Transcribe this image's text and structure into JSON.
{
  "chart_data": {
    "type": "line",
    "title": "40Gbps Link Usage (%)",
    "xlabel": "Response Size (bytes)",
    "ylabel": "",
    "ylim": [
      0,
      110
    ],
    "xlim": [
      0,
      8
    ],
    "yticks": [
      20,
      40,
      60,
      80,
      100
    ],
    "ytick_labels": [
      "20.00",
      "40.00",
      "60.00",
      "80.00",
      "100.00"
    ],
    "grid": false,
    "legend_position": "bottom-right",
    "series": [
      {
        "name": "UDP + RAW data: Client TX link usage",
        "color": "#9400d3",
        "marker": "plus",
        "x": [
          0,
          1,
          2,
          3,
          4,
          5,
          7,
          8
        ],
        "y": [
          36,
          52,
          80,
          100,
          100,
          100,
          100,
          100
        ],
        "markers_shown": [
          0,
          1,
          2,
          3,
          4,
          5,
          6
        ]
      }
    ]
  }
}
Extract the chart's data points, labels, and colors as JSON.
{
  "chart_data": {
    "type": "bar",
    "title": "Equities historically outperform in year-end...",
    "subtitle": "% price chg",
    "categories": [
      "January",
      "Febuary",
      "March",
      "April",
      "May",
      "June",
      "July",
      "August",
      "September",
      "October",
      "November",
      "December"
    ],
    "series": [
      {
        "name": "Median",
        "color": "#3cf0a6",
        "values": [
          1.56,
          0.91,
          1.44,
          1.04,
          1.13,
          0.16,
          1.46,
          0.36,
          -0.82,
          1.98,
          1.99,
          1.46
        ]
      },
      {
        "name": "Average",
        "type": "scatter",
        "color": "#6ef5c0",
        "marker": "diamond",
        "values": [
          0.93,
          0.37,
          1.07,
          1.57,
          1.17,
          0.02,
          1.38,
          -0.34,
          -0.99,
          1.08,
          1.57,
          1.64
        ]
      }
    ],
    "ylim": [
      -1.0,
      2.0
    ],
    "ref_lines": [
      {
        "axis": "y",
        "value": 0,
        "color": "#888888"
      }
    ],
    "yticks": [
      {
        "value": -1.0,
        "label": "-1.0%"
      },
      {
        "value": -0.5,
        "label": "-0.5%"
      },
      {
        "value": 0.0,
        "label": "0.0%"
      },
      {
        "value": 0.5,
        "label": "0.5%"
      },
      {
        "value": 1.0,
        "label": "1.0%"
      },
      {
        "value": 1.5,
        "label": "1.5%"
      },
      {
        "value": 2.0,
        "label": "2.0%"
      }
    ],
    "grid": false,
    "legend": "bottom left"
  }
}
== == ==
▸ **Aim**
Say how many lines contain the string "bottom", giving nothing but the count.

▸ **Task result**
2